* **WHAT YOU HAVE TO DO**
In the copy, include every entry exactly but none of the pictures.

[Saved entries]
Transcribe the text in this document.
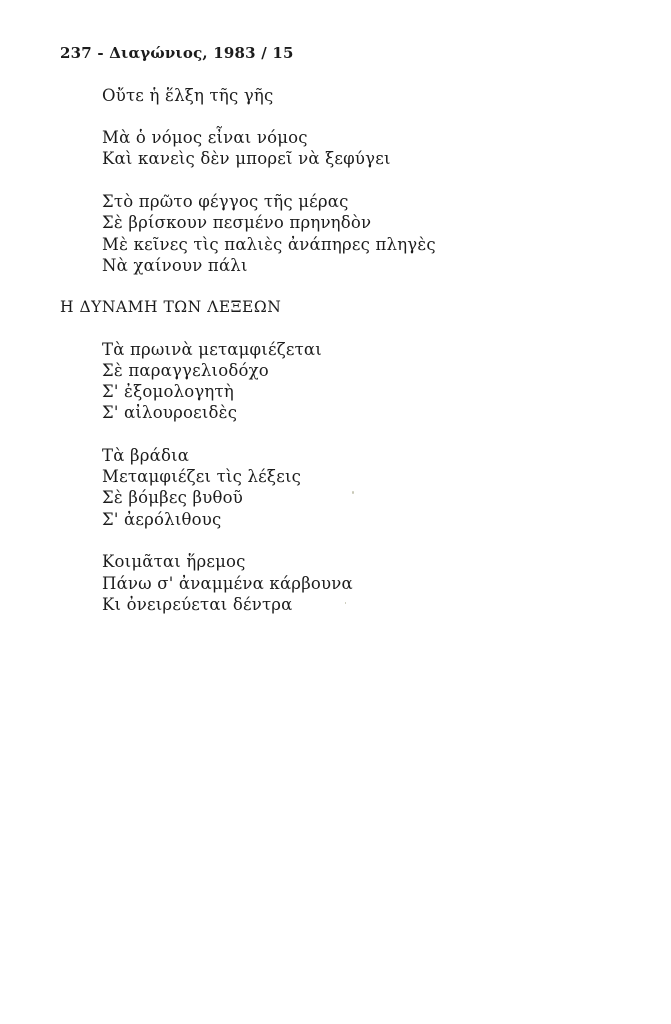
237 - Διαγώνιος, 1983 / 15
Οὔτε ἡ ἕλξη τῆς γῆς
Μὰ ὁ νόμος εἶναι νόμος
Καὶ κανεὶς δὲν μπορεῖ νὰ ξεφύγει
Στὸ πρῶτο φέγγος τῆς μέρας
Σὲ βρίσκουν πεσμένο πρηνηδὸν
Μὲ κεῖνες τὶς παλιὲς ἀνάπηρες πληγὲς
Νὰ χαίνουν πάλι
Η ΔΥΝΑΜΗ ΤΩΝ ΛΕΞΕΩΝ
Τὰ πρωινὰ μεταμφιέζεται
Σὲ παραγγελιοδόχο
Σ' ἐξομολογητὴ
Σ' αἰλουροειδὲς
Τὰ βράδια
Μεταμφιέζει τὶς λέξεις
Σὲ βόμβες βυθοῦ
Σ' ἀερόλιθους
Κοιμᾶται ἥρεμος
Πάνω σ' ἀναμμένα κάρβουνα
Κι ὀνειρεύεται δέντρα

* **WORKED ANSWER**
Transcribe the text in this document.
237 - Διαγώνιος, 1983 / 15
Οὔτε ἡ ἕλξη τῆς γῆς
Μὰ ὁ νόμος εἶναι νόμος
Καὶ κανεὶς δὲν μπορεῖ νὰ ξεφύγει
Στὸ πρῶτο φέγγος τῆς μέρας
Σὲ βρίσκουν πεσμένο πρηνηδὸν
Μὲ κεῖνες τὶς παλιὲς ἀνάπηρες πληγὲς
Νὰ χαίνουν πάλι
Η ΔΥΝΑΜΗ ΤΩΝ ΛΕΞΕΩΝ
Τὰ πρωινὰ μεταμφιέζεται
Σὲ παραγγελιοδόχο
Σ' ἐξομολογητὴ
Σ' αἰλουροειδὲς
Τὰ βράδια
Μεταμφιέζει τὶς λέξεις
Σὲ βόμβες βυθοῦ
Σ' ἀερόλιθους
Κοιμᾶται ἥρεμος
Πάνω σ' ἀναμμένα κάρβουνα
Κι ὀνειρεύεται δέντρα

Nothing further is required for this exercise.